* **Work to be completed**
Report the number of lines where the string "vnode" occurs, and write nothing else.

* **Input material**
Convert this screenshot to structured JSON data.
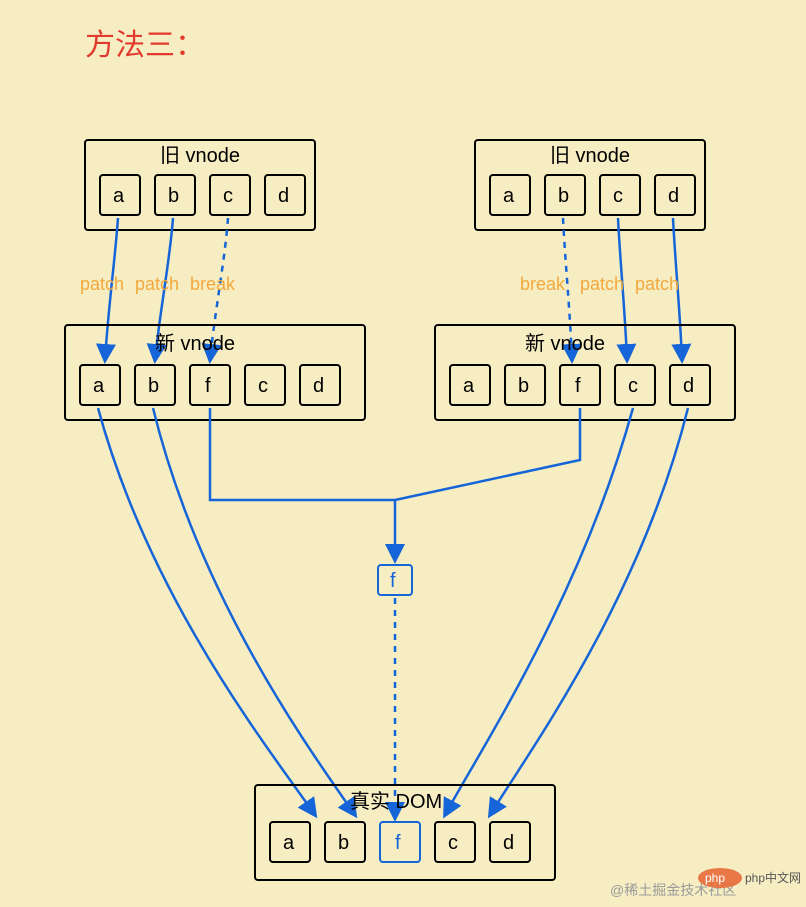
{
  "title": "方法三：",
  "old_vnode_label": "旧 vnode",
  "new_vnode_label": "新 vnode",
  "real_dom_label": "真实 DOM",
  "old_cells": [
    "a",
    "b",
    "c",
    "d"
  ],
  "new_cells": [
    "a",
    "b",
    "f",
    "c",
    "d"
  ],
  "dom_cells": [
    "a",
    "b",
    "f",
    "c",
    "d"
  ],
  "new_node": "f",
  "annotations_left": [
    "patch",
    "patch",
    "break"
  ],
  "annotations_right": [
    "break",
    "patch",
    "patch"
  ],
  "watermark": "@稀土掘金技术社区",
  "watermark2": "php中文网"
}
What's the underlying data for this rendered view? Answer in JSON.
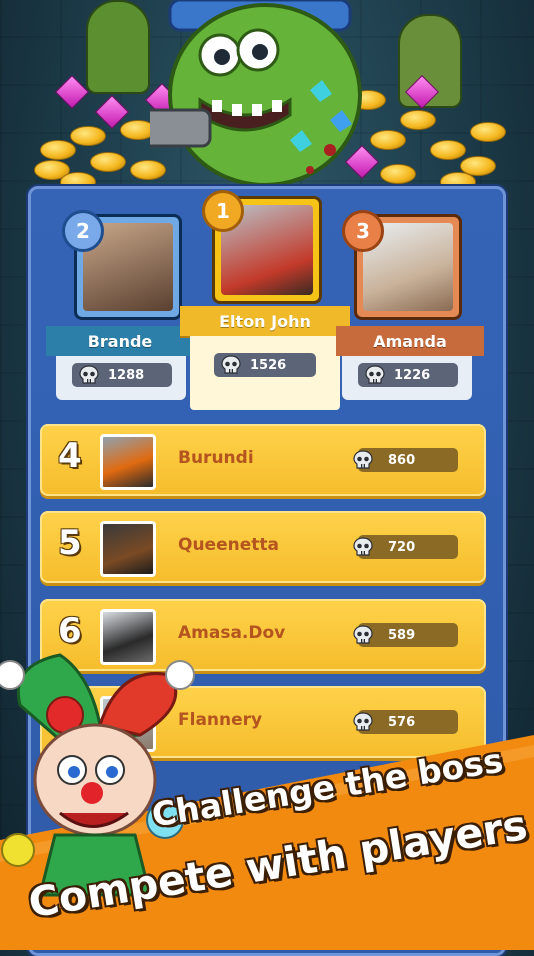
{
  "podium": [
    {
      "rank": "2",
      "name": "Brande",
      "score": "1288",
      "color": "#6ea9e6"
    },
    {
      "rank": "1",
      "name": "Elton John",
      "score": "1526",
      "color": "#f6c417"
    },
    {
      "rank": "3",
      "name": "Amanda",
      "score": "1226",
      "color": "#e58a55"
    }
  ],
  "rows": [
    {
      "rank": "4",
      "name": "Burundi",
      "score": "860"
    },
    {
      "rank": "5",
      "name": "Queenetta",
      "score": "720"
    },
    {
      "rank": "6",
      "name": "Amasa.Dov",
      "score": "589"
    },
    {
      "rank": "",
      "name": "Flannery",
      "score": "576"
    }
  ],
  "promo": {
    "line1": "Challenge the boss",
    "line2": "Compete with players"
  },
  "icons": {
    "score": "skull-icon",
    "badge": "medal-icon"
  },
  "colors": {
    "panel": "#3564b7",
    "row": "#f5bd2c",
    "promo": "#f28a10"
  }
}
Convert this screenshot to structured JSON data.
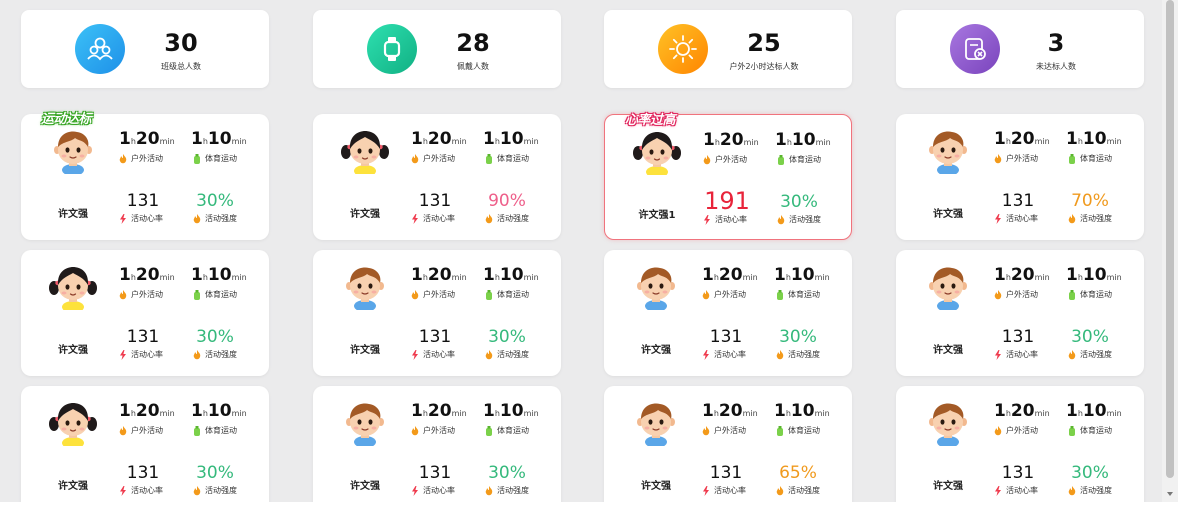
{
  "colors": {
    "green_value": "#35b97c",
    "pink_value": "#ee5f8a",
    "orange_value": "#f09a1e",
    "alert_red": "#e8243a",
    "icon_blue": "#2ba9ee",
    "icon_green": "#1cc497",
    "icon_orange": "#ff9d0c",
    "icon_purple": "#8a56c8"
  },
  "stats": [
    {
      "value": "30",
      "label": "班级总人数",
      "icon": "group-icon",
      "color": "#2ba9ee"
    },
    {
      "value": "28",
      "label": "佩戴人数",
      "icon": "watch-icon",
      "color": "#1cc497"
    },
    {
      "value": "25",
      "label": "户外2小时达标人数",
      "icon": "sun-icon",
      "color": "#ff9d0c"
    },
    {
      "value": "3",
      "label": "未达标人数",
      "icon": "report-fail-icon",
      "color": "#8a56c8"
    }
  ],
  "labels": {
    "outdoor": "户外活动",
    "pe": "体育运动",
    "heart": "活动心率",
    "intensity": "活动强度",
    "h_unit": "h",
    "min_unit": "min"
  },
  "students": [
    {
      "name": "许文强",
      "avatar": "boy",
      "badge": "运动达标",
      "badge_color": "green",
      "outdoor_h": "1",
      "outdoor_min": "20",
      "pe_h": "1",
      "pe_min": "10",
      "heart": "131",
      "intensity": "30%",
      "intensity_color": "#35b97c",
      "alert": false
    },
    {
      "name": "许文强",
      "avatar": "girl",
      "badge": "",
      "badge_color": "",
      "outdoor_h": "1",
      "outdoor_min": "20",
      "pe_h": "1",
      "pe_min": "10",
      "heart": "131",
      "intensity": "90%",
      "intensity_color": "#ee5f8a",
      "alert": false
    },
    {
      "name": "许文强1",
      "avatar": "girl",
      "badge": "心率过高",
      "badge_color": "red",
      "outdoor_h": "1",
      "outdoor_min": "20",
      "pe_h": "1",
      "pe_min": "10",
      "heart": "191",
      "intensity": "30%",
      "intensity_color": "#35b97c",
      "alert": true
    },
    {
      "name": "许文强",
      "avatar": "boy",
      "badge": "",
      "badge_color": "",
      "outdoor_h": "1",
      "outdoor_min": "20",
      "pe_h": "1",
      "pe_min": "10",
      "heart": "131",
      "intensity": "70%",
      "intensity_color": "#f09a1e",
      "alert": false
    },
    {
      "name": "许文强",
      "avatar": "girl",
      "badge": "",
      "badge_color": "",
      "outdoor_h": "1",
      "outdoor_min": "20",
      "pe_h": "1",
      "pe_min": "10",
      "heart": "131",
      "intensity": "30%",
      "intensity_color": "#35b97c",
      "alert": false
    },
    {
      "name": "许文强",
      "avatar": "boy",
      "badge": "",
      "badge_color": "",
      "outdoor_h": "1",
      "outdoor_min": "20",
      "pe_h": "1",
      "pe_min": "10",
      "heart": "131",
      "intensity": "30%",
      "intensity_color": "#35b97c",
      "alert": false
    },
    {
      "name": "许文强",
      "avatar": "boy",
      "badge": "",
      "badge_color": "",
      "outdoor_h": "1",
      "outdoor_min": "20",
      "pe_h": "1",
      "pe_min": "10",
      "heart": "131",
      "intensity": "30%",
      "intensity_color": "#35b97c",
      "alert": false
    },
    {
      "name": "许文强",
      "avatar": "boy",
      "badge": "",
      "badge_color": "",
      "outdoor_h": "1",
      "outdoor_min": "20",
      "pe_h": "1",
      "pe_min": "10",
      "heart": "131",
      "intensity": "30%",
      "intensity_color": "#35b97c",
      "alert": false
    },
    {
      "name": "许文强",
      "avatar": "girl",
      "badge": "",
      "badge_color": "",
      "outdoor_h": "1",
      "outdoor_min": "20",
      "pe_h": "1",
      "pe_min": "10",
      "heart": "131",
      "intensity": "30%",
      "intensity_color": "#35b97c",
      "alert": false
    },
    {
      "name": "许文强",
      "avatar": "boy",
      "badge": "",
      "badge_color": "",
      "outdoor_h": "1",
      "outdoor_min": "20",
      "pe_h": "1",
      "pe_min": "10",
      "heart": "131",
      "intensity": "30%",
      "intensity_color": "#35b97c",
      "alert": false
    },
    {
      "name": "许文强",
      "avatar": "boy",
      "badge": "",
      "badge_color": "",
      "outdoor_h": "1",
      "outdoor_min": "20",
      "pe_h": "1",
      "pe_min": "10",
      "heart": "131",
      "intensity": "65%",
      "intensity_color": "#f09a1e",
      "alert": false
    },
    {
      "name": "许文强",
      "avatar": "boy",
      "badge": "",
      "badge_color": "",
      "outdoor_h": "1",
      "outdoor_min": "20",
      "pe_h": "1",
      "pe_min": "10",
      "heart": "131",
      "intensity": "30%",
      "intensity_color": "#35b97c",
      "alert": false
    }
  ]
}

* **Response to the task**
2